**DIRECTIVE**
Give every entry again, word for word.

________________

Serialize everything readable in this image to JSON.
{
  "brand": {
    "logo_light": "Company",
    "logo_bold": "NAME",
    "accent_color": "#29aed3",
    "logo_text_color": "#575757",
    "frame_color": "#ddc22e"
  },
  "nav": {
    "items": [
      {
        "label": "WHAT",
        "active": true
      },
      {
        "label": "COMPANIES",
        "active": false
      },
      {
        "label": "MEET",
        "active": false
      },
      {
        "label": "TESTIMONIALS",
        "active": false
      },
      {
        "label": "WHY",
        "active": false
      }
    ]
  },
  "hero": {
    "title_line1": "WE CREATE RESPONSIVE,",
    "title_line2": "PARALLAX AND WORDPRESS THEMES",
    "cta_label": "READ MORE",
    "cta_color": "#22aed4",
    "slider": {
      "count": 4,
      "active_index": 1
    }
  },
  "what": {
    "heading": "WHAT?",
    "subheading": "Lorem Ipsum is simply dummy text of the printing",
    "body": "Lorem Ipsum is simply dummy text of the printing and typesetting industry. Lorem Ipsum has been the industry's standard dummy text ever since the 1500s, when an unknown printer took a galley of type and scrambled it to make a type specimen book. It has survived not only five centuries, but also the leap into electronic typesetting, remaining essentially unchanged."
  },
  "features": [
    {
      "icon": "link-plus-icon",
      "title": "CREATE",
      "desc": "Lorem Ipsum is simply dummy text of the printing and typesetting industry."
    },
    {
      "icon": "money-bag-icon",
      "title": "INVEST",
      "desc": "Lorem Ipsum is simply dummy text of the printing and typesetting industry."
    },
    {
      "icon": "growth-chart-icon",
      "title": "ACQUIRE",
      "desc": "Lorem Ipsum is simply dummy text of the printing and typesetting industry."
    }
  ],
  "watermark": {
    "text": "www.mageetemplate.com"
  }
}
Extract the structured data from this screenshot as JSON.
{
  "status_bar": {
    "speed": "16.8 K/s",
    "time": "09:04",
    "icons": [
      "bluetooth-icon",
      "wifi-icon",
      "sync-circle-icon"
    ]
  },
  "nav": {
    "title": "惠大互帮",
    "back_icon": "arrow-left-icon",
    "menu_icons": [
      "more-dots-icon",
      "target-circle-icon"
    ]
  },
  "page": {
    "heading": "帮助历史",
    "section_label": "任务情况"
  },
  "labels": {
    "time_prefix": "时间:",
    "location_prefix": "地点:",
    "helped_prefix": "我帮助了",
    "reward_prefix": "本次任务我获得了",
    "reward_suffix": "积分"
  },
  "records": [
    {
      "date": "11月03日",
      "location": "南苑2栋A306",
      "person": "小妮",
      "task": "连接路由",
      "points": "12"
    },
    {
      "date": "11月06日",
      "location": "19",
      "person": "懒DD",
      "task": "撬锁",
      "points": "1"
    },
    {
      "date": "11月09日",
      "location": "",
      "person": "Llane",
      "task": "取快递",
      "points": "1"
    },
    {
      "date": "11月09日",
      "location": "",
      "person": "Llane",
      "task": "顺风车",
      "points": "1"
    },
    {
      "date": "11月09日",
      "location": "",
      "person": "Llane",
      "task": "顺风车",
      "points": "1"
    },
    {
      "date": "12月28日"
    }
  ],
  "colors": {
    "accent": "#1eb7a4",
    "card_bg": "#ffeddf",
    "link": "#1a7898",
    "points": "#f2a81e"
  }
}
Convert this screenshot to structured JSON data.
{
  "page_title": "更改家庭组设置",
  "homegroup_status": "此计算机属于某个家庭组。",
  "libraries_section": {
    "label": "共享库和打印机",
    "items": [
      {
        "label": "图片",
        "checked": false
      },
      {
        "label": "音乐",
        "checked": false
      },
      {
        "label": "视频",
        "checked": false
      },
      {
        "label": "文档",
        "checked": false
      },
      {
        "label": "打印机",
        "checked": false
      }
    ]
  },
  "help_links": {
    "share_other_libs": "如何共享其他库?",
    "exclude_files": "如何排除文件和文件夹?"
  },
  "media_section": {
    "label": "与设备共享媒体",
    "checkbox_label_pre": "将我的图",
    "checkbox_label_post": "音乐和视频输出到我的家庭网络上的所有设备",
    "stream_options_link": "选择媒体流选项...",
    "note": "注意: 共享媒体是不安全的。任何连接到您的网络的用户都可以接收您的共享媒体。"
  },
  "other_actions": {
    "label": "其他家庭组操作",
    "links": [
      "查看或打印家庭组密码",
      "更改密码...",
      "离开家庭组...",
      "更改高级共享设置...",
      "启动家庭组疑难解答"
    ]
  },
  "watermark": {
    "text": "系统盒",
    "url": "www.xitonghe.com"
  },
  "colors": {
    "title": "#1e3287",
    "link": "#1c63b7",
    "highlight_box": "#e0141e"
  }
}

________________

**ANSWER TO THIS PROBLEM**
Serialize everything readable in this image to JSON.
{
  "brand": {
    "logo_light": "Company",
    "logo_bold": "NAME",
    "accent_color": "#29aed3",
    "logo_text_color": "#575757",
    "frame_color": "#ddc22e"
  },
  "nav": {
    "items": [
      {
        "label": "WHAT",
        "active": true
      },
      {
        "label": "COMPANIES",
        "active": false
      },
      {
        "label": "MEET",
        "active": false
      },
      {
        "label": "TESTIMONIALS",
        "active": false
      },
      {
        "label": "WHY",
        "active": false
      }
    ]
  },
  "hero": {
    "title_line1": "WE CREATE RESPONSIVE,",
    "title_line2": "PARALLAX AND WORDPRESS THEMES",
    "cta_label": "READ MORE",
    "cta_color": "#22aed4",
    "slider": {
      "count": 4,
      "active_index": 1
    }
  },
  "what": {
    "heading": "WHAT?",
    "subheading": "Lorem Ipsum is simply dummy text of the printing",
    "body": "Lorem Ipsum is simply dummy text of the printing and typesetting industry. Lorem Ipsum has been the industry's standard dummy text ever since the 1500s, when an unknown printer took a galley of type and scrambled it to make a type specimen book. It has survived not only five centuries, but also the leap into electronic typesetting, remaining essentially unchanged."
  },
  "features": [
    {
      "icon": "link-plus-icon",
      "title": "CREATE",
      "desc": "Lorem Ipsum is simply dummy text of the printing and typesetting industry."
    },
    {
      "icon": "money-bag-icon",
      "title": "INVEST",
      "desc": "Lorem Ipsum is simply dummy text of the printing and typesetting industry."
    },
    {
      "icon": "growth-chart-icon",
      "title": "ACQUIRE",
      "desc": "Lorem Ipsum is simply dummy text of the printing and typesetting industry."
    }
  ],
  "watermark": {
    "text": "www.mageetemplate.com"
  }
}
Extract the structured data from this screenshot as JSON.
{
  "status_bar": {
    "speed": "16.8 K/s",
    "time": "09:04",
    "icons": [
      "bluetooth-icon",
      "wifi-icon",
      "sync-circle-icon"
    ]
  },
  "nav": {
    "title": "惠大互帮",
    "back_icon": "arrow-left-icon",
    "menu_icons": [
      "more-dots-icon",
      "target-circle-icon"
    ]
  },
  "page": {
    "heading": "帮助历史",
    "section_label": "任务情况"
  },
  "labels": {
    "time_prefix": "时间:",
    "location_prefix": "地点:",
    "helped_prefix": "我帮助了",
    "reward_prefix": "本次任务我获得了",
    "reward_suffix": "积分"
  },
  "records": [
    {
      "date": "11月03日",
      "location": "南苑2栋A306",
      "person": "小妮",
      "task": "连接路由",
      "points": "12"
    },
    {
      "date": "11月06日",
      "location": "19",
      "person": "懒DD",
      "task": "撬锁",
      "points": "1"
    },
    {
      "date": "11月09日",
      "location": "",
      "person": "Llane",
      "task": "取快递",
      "points": "1"
    },
    {
      "date": "11月09日",
      "location": "",
      "person": "Llane",
      "task": "顺风车",
      "points": "1"
    },
    {
      "date": "11月09日",
      "location": "",
      "person": "Llane",
      "task": "顺风车",
      "points": "1"
    },
    {
      "date": "12月28日"
    }
  ],
  "colors": {
    "accent": "#1eb7a4",
    "card_bg": "#ffeddf",
    "link": "#1a7898",
    "points": "#f2a81e"
  }
}
Convert this screenshot to structured JSON data.
{
  "page_title": "更改家庭组设置",
  "homegroup_status": "此计算机属于某个家庭组。",
  "libraries_section": {
    "label": "共享库和打印机",
    "items": [
      {
        "label": "图片",
        "checked": false
      },
      {
        "label": "音乐",
        "checked": false
      },
      {
        "label": "视频",
        "checked": false
      },
      {
        "label": "文档",
        "checked": false
      },
      {
        "label": "打印机",
        "checked": false
      }
    ]
  },
  "help_links": {
    "share_other_libs": "如何共享其他库?",
    "exclude_files": "如何排除文件和文件夹?"
  },
  "media_section": {
    "label": "与设备共享媒体",
    "checkbox_label_pre": "将我的图",
    "checkbox_label_post": "音乐和视频输出到我的家庭网络上的所有设备",
    "stream_options_link": "选择媒体流选项...",
    "note": "注意: 共享媒体是不安全的。任何连接到您的网络的用户都可以接收您的共享媒体。"
  },
  "other_actions": {
    "label": "其他家庭组操作",
    "links": [
      "查看或打印家庭组密码",
      "更改密码...",
      "离开家庭组...",
      "更改高级共享设置...",
      "启动家庭组疑难解答"
    ]
  },
  "watermark": {
    "text": "系统盒",
    "url": "www.xitonghe.com"
  },
  "colors": {
    "title": "#1e3287",
    "link": "#1c63b7",
    "highlight_box": "#e0141e"
  }
}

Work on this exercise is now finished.